__INSTRUCTIONS FOR THE TASK__. Copy all the data exactly, except the pictures.

(Items from a figure collection)
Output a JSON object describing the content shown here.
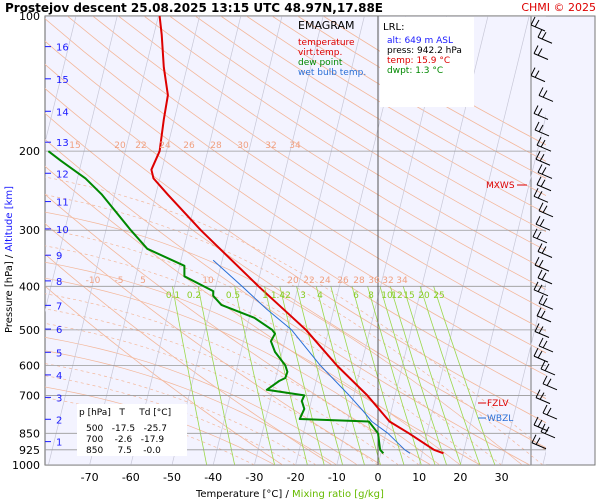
{
  "header": {
    "title": "Prostejov   descent  25.08.2025 13:15 UTC  48.97N,17.88E",
    "copyright": "CHMI © 2025"
  },
  "legend": {
    "title": "EMAGRAM",
    "items": [
      {
        "label": "temperature",
        "color": "#dd0000"
      },
      {
        "label": "virt.temp.",
        "color": "#dd0000"
      },
      {
        "label": "dew point",
        "color": "#008800"
      },
      {
        "label": "wet bulb temp.",
        "color": "#2a6fd6"
      }
    ]
  },
  "lrl": {
    "title": "LRL:",
    "lines": [
      {
        "text": "alt: 649 m ASL",
        "color": "#1a1aff"
      },
      {
        "text": "press: 942.2 hPa",
        "color": "#000000"
      },
      {
        "text": "temp: 15.9 °C",
        "color": "#dd0000"
      },
      {
        "text": "dwpt: 1.3 °C",
        "color": "#008800"
      }
    ]
  },
  "table": {
    "header": "p [hPa]   T     Td [°C]",
    "rows": [
      "500   -17.5   -25.7",
      "700    -2.6   -17.9",
      "850     7.5    -0.0"
    ]
  },
  "axes": {
    "ylabel_black": "Pressure [hPa]  /  ",
    "ylabel_blue": "Altitude [km]",
    "xlabel_black": "Temperature [°C]  /  ",
    "xlabel_green": "Mixing ratio [g/kg]"
  },
  "levels_text": {
    "mxws": "MXWS",
    "fzlv": "FZLV",
    "wbzl": "WBZL"
  },
  "chart_data": {
    "type": "line",
    "xlim": [
      -80,
      40
    ],
    "pressure_range": [
      1000,
      100
    ],
    "log_pressure": true,
    "pressure_ticks": [
      100,
      200,
      300,
      400,
      500,
      600,
      700,
      850,
      925,
      1000
    ],
    "temperature_ticks": [
      -70,
      -60,
      -50,
      -40,
      -30,
      -20,
      -10,
      0,
      10,
      20,
      30
    ],
    "altitude_ticks_km": [
      "1",
      "2",
      "3",
      "4",
      "5",
      "6",
      "7",
      "8",
      "9",
      "10",
      "11",
      "12",
      "13",
      "14",
      "15",
      "16"
    ],
    "dry_adiabat_labels_upper": [
      "15",
      "20",
      "22",
      "24",
      "26",
      "28",
      "30",
      "32",
      "34"
    ],
    "moist_adiabat_labels": [
      "-10",
      "-5",
      "5",
      "10",
      "20",
      "22",
      "24",
      "26",
      "28",
      "30",
      "32",
      "34"
    ],
    "mixing_ratio_labels": [
      "0.1",
      "0.2",
      "0.5",
      "1",
      "1.4",
      "2",
      "3",
      "4",
      "6",
      "8",
      "10",
      "12",
      "15",
      "20",
      "25"
    ],
    "series": [
      {
        "name": "temperature",
        "color": "#dd0000",
        "points": [
          [
            942,
            15.9
          ],
          [
            925,
            13.6
          ],
          [
            850,
            7.5
          ],
          [
            800,
            2.8
          ],
          [
            700,
            -2.6
          ],
          [
            600,
            -10.0
          ],
          [
            500,
            -17.5
          ],
          [
            400,
            -29.0
          ],
          [
            300,
            -43.0
          ],
          [
            250,
            -51.0
          ],
          [
            230,
            -54.5
          ],
          [
            220,
            -55.0
          ],
          [
            200,
            -53.0
          ],
          [
            170,
            -52.0
          ],
          [
            150,
            -51.0
          ],
          [
            130,
            -52.0
          ],
          [
            110,
            -52.5
          ],
          [
            100,
            -53.0
          ]
        ]
      },
      {
        "name": "dew point",
        "color": "#008800",
        "points": [
          [
            942,
            1.3
          ],
          [
            925,
            0.5
          ],
          [
            850,
            -0.0
          ],
          [
            800,
            -2.2
          ],
          [
            790,
            -19.0
          ],
          [
            750,
            -17.9
          ],
          [
            720,
            -18.5
          ],
          [
            700,
            -17.9
          ],
          [
            680,
            -27.0
          ],
          [
            650,
            -24.0
          ],
          [
            640,
            -22.5
          ],
          [
            620,
            -22.0
          ],
          [
            600,
            -22.5
          ],
          [
            560,
            -25.0
          ],
          [
            530,
            -26.0
          ],
          [
            510,
            -25.0
          ],
          [
            500,
            -25.7
          ],
          [
            470,
            -30.0
          ],
          [
            440,
            -38.0
          ],
          [
            420,
            -40.0
          ],
          [
            410,
            -40.0
          ],
          [
            380,
            -47.0
          ],
          [
            360,
            -47.0
          ],
          [
            330,
            -56.0
          ],
          [
            300,
            -60.0
          ],
          [
            250,
            -67.0
          ],
          [
            230,
            -71.0
          ],
          [
            210,
            -77.0
          ],
          [
            200,
            -80.0
          ]
        ]
      },
      {
        "name": "wet bulb temp.",
        "color": "#2a6fd6",
        "points": [
          [
            942,
            7.8
          ],
          [
            925,
            6.5
          ],
          [
            850,
            2.4
          ],
          [
            800,
            -1.5
          ],
          [
            760,
            -3.5
          ],
          [
            700,
            -7.0
          ],
          [
            600,
            -14.0
          ],
          [
            500,
            -21.0
          ],
          [
            450,
            -27.0
          ],
          [
            400,
            -33.0
          ],
          [
            350,
            -40.0
          ]
        ]
      }
    ]
  }
}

__ANSWER__.
Output a JSON object describing the content shown here.
{
  "header": {
    "title": "Prostejov   descent  25.08.2025 13:15 UTC  48.97N,17.88E",
    "copyright": "CHMI © 2025"
  },
  "legend": {
    "title": "EMAGRAM",
    "items": [
      {
        "label": "temperature",
        "color": "#dd0000"
      },
      {
        "label": "virt.temp.",
        "color": "#dd0000"
      },
      {
        "label": "dew point",
        "color": "#008800"
      },
      {
        "label": "wet bulb temp.",
        "color": "#2a6fd6"
      }
    ]
  },
  "lrl": {
    "title": "LRL:",
    "lines": [
      {
        "text": "alt: 649 m ASL",
        "color": "#1a1aff"
      },
      {
        "text": "press: 942.2 hPa",
        "color": "#000000"
      },
      {
        "text": "temp: 15.9 °C",
        "color": "#dd0000"
      },
      {
        "text": "dwpt: 1.3 °C",
        "color": "#008800"
      }
    ]
  },
  "table": {
    "header": "p [hPa]   T     Td [°C]",
    "rows": [
      "500   -17.5   -25.7",
      "700    -2.6   -17.9",
      "850     7.5    -0.0"
    ]
  },
  "axes": {
    "ylabel_black": "Pressure [hPa]  /  ",
    "ylabel_blue": "Altitude [km]",
    "xlabel_black": "Temperature [°C]  /  ",
    "xlabel_green": "Mixing ratio [g/kg]"
  },
  "levels_text": {
    "mxws": "MXWS",
    "fzlv": "FZLV",
    "wbzl": "WBZL"
  },
  "chart_data": {
    "type": "line",
    "xlim": [
      -80,
      40
    ],
    "pressure_range": [
      1000,
      100
    ],
    "log_pressure": true,
    "pressure_ticks": [
      100,
      200,
      300,
      400,
      500,
      600,
      700,
      850,
      925,
      1000
    ],
    "temperature_ticks": [
      -70,
      -60,
      -50,
      -40,
      -30,
      -20,
      -10,
      0,
      10,
      20,
      30
    ],
    "altitude_ticks_km": [
      "1",
      "2",
      "3",
      "4",
      "5",
      "6",
      "7",
      "8",
      "9",
      "10",
      "11",
      "12",
      "13",
      "14",
      "15",
      "16"
    ],
    "dry_adiabat_labels_upper": [
      "15",
      "20",
      "22",
      "24",
      "26",
      "28",
      "30",
      "32",
      "34"
    ],
    "moist_adiabat_labels": [
      "-10",
      "-5",
      "5",
      "10",
      "20",
      "22",
      "24",
      "26",
      "28",
      "30",
      "32",
      "34"
    ],
    "mixing_ratio_labels": [
      "0.1",
      "0.2",
      "0.5",
      "1",
      "1.4",
      "2",
      "3",
      "4",
      "6",
      "8",
      "10",
      "12",
      "15",
      "20",
      "25"
    ],
    "series": [
      {
        "name": "temperature",
        "color": "#dd0000",
        "points": [
          [
            942,
            15.9
          ],
          [
            925,
            13.6
          ],
          [
            850,
            7.5
          ],
          [
            800,
            2.8
          ],
          [
            700,
            -2.6
          ],
          [
            600,
            -10.0
          ],
          [
            500,
            -17.5
          ],
          [
            400,
            -29.0
          ],
          [
            300,
            -43.0
          ],
          [
            250,
            -51.0
          ],
          [
            230,
            -54.5
          ],
          [
            220,
            -55.0
          ],
          [
            200,
            -53.0
          ],
          [
            170,
            -52.0
          ],
          [
            150,
            -51.0
          ],
          [
            130,
            -52.0
          ],
          [
            110,
            -52.5
          ],
          [
            100,
            -53.0
          ]
        ]
      },
      {
        "name": "dew point",
        "color": "#008800",
        "points": [
          [
            942,
            1.3
          ],
          [
            925,
            0.5
          ],
          [
            850,
            -0.0
          ],
          [
            800,
            -2.2
          ],
          [
            790,
            -19.0
          ],
          [
            750,
            -17.9
          ],
          [
            720,
            -18.5
          ],
          [
            700,
            -17.9
          ],
          [
            680,
            -27.0
          ],
          [
            650,
            -24.0
          ],
          [
            640,
            -22.5
          ],
          [
            620,
            -22.0
          ],
          [
            600,
            -22.5
          ],
          [
            560,
            -25.0
          ],
          [
            530,
            -26.0
          ],
          [
            510,
            -25.0
          ],
          [
            500,
            -25.7
          ],
          [
            470,
            -30.0
          ],
          [
            440,
            -38.0
          ],
          [
            420,
            -40.0
          ],
          [
            410,
            -40.0
          ],
          [
            380,
            -47.0
          ],
          [
            360,
            -47.0
          ],
          [
            330,
            -56.0
          ],
          [
            300,
            -60.0
          ],
          [
            250,
            -67.0
          ],
          [
            230,
            -71.0
          ],
          [
            210,
            -77.0
          ],
          [
            200,
            -80.0
          ]
        ]
      },
      {
        "name": "wet bulb temp.",
        "color": "#2a6fd6",
        "points": [
          [
            942,
            7.8
          ],
          [
            925,
            6.5
          ],
          [
            850,
            2.4
          ],
          [
            800,
            -1.5
          ],
          [
            760,
            -3.5
          ],
          [
            700,
            -7.0
          ],
          [
            600,
            -14.0
          ],
          [
            500,
            -21.0
          ],
          [
            450,
            -27.0
          ],
          [
            400,
            -33.0
          ],
          [
            350,
            -40.0
          ]
        ]
      }
    ]
  }
}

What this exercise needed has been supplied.